━━━ Extracted entries ━━━

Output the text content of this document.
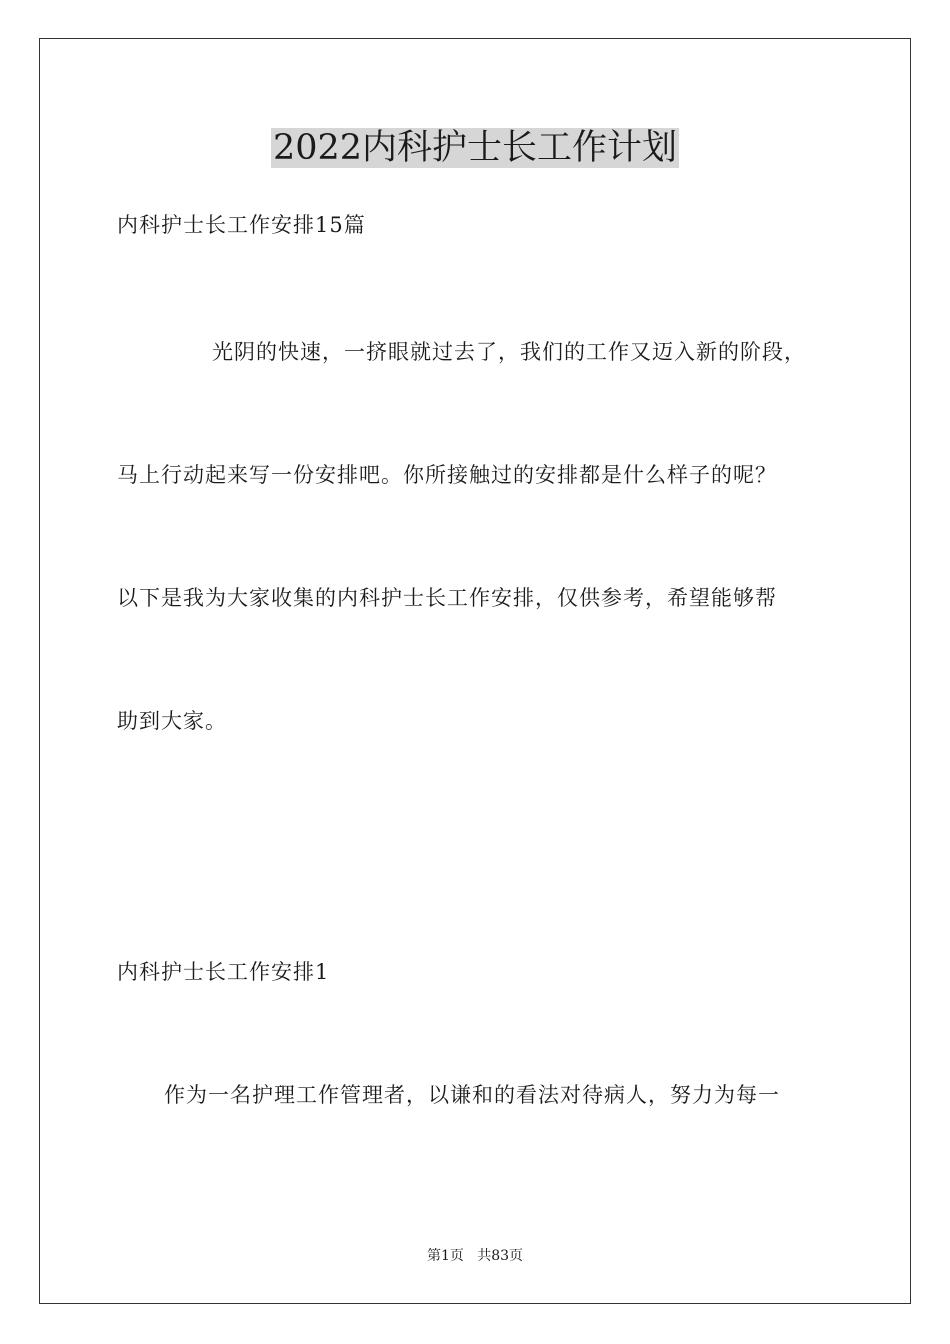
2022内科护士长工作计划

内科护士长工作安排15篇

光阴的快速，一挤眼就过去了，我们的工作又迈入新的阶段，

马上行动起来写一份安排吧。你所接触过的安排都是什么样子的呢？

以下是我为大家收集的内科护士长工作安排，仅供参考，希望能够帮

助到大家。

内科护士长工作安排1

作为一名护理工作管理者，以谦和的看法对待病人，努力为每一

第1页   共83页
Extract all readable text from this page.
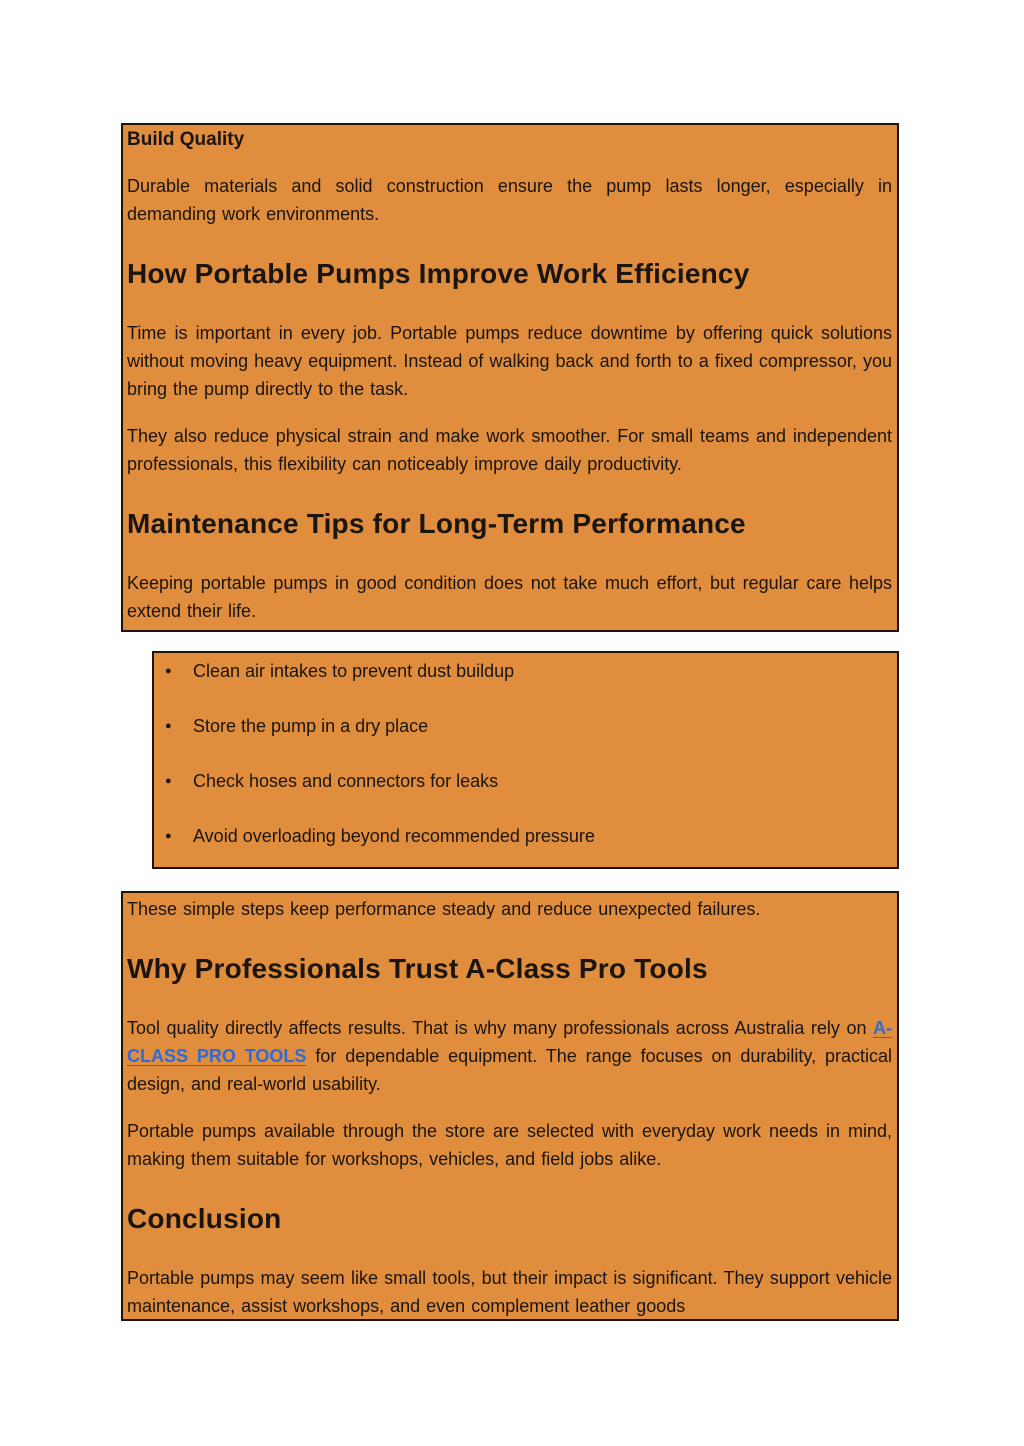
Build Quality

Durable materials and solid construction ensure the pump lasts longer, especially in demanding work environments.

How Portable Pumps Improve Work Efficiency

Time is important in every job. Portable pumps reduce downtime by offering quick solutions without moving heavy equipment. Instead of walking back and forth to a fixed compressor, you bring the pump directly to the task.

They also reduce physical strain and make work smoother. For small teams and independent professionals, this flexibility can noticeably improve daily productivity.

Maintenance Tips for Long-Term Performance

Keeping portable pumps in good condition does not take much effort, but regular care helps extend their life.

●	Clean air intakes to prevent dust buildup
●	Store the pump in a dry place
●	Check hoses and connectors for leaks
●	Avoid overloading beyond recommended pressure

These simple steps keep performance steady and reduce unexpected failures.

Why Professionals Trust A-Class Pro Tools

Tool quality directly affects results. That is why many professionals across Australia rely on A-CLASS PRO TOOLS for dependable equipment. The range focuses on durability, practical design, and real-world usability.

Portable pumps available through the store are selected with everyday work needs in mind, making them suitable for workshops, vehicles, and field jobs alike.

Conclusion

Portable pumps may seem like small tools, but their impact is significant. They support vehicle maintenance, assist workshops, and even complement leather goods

━━━

Written instruction:
The material above holds pictures; copy everything else in it exactly.

Correct output:
Output the text content of this document.
2022内科护士长工作计划

内科护士长工作安排15篇

光阴的快速，一挤眼就过去了，我们的工作又迈入新的阶段，

马上行动起来写一份安排吧。你所接触过的安排都是什么样子的呢？

以下是我为大家收集的内科护士长工作安排，仅供参考，希望能够帮

助到大家。

内科护士长工作安排1

作为一名护理工作管理者，以谦和的看法对待病人，努力为每一

第1页   共83页
Extract all readable text from this page.
Build Quality

Durable materials and solid construction ensure the pump lasts longer, especially in demanding work environments.

How Portable Pumps Improve Work Efficiency

Time is important in every job. Portable pumps reduce downtime by offering quick solutions without moving heavy equipment. Instead of walking back and forth to a fixed compressor, you bring the pump directly to the task.

They also reduce physical strain and make work smoother. For small teams and independent professionals, this flexibility can noticeably improve daily productivity.

Maintenance Tips for Long-Term Performance

Keeping portable pumps in good condition does not take much effort, but regular care helps extend their life.

●	Clean air intakes to prevent dust buildup
●	Store the pump in a dry place
●	Check hoses and connectors for leaks
●	Avoid overloading beyond recommended pressure

These simple steps keep performance steady and reduce unexpected failures.

Why Professionals Trust A-Class Pro Tools

Tool quality directly affects results. That is why many professionals across Australia rely on A-CLASS PRO TOOLS for dependable equipment. The range focuses on durability, practical design, and real-world usability.

Portable pumps available through the store are selected with everyday work needs in mind, making them suitable for workshops, vehicles, and field jobs alike.

Conclusion

Portable pumps may seem like small tools, but their impact is significant. They support vehicle maintenance, assist workshops, and even complement leather goods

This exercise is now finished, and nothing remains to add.